» **ROWS**
- - - -
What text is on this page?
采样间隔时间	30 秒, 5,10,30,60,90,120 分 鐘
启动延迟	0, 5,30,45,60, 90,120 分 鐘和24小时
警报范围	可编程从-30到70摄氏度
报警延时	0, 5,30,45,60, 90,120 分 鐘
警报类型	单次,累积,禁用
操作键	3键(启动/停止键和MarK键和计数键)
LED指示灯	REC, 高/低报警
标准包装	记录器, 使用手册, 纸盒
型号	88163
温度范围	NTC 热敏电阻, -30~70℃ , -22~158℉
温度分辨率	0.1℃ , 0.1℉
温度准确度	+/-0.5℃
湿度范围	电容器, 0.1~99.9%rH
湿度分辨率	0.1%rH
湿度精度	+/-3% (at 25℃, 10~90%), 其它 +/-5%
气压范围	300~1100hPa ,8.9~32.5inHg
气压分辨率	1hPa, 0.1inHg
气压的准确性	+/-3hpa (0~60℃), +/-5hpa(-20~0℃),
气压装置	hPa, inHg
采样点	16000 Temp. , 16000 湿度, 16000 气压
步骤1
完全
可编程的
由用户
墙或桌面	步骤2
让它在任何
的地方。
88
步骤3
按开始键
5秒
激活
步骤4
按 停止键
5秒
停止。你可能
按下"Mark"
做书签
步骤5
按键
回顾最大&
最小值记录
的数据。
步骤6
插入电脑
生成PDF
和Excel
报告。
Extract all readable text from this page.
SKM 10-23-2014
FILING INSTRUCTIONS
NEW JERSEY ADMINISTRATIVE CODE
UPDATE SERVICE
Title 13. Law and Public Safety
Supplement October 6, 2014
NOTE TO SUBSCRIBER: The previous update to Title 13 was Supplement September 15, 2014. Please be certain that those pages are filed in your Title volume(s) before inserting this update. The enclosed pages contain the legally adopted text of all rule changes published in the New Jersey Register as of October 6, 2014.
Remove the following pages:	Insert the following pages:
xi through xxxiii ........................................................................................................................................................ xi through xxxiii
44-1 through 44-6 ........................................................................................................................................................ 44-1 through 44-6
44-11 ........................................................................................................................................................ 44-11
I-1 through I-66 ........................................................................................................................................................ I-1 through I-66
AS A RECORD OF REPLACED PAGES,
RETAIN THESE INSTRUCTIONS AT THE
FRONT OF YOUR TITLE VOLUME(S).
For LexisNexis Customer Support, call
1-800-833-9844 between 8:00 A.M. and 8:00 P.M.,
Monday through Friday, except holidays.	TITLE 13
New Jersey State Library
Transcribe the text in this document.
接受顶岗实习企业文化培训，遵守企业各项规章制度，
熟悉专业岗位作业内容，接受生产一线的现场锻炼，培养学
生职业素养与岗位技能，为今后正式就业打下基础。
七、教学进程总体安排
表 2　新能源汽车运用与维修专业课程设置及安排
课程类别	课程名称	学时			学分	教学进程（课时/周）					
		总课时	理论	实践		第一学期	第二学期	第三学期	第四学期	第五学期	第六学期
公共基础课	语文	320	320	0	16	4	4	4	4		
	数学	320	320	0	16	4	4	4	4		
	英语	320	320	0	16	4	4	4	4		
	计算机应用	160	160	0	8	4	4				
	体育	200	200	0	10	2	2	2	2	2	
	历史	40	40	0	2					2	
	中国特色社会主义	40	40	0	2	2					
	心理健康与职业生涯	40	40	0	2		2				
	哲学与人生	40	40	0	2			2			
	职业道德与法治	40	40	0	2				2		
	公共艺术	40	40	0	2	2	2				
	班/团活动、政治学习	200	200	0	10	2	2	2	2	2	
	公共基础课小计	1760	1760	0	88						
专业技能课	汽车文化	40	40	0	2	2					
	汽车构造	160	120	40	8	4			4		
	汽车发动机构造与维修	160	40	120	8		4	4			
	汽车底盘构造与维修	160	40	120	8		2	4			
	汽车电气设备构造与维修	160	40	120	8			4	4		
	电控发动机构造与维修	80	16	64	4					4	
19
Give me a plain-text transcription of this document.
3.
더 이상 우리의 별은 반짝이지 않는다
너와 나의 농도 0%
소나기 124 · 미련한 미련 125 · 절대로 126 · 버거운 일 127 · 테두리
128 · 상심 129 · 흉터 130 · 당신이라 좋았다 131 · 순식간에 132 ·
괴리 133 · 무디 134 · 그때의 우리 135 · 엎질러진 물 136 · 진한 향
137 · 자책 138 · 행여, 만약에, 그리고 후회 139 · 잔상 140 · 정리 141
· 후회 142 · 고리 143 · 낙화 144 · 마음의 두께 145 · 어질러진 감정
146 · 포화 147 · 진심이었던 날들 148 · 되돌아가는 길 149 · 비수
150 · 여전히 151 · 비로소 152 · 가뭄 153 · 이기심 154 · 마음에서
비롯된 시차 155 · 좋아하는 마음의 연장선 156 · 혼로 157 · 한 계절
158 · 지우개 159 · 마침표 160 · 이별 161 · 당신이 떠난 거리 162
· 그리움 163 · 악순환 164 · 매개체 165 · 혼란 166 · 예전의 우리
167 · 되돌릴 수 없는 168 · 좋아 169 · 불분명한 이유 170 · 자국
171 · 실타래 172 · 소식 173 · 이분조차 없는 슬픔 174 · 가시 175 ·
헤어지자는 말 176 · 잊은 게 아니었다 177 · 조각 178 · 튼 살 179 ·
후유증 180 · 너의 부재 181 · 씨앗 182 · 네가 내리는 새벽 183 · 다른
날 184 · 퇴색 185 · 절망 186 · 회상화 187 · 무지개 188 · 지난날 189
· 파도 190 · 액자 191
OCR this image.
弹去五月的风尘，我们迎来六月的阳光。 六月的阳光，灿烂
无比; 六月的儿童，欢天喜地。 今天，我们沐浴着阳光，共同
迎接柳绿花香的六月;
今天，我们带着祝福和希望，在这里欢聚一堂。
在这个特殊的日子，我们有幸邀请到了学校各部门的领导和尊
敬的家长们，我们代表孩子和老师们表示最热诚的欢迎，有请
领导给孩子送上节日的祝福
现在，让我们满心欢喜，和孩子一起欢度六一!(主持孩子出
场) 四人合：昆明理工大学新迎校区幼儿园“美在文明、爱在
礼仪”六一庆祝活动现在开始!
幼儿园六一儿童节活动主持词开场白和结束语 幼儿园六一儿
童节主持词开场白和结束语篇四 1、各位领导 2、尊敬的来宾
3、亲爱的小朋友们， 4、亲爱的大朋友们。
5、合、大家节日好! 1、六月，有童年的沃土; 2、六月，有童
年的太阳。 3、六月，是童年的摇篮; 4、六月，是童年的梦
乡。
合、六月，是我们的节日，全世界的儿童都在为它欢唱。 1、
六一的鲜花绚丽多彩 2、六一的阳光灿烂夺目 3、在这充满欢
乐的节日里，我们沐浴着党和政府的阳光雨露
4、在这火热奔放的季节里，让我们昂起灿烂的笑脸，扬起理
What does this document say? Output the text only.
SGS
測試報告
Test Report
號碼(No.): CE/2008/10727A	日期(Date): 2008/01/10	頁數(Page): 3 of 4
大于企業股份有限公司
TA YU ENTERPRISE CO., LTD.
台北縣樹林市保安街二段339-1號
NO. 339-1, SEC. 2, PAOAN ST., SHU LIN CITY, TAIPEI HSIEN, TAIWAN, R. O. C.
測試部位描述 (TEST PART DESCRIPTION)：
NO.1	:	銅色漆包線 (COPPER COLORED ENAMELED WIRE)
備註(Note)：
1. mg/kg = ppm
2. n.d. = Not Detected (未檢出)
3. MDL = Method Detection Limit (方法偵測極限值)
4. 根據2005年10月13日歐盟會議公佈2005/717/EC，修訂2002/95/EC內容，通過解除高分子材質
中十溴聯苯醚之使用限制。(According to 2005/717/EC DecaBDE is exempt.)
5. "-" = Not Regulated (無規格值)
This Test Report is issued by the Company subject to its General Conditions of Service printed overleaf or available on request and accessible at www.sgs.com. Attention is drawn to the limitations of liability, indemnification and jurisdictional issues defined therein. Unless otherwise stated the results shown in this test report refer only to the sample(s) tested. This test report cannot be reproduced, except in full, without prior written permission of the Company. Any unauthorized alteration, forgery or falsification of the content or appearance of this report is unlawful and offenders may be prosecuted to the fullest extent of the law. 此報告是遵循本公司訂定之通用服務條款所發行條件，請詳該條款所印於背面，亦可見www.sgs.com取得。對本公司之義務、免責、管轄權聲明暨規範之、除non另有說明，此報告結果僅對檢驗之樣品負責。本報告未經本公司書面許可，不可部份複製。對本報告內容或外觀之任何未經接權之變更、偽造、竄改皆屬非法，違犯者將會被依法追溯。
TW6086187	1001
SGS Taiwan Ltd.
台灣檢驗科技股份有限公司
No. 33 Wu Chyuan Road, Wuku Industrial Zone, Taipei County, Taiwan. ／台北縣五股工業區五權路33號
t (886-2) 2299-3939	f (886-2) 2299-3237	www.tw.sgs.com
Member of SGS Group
- - - -
Check each line of the records for the word "Supplement", and show the lines that contain it.

» **THE RESPONSE**
Supplement October 6, 2014
NOTE TO SUBSCRIBER: The previous update to Title 13 was Supplement September 15, 2014. Please be certain that those pages are filed in your Title volume(s) before inserting this update. The enclosed pages contain the legally adopted text of all rule changes published in the New Jersey Register as of October 6, 2014.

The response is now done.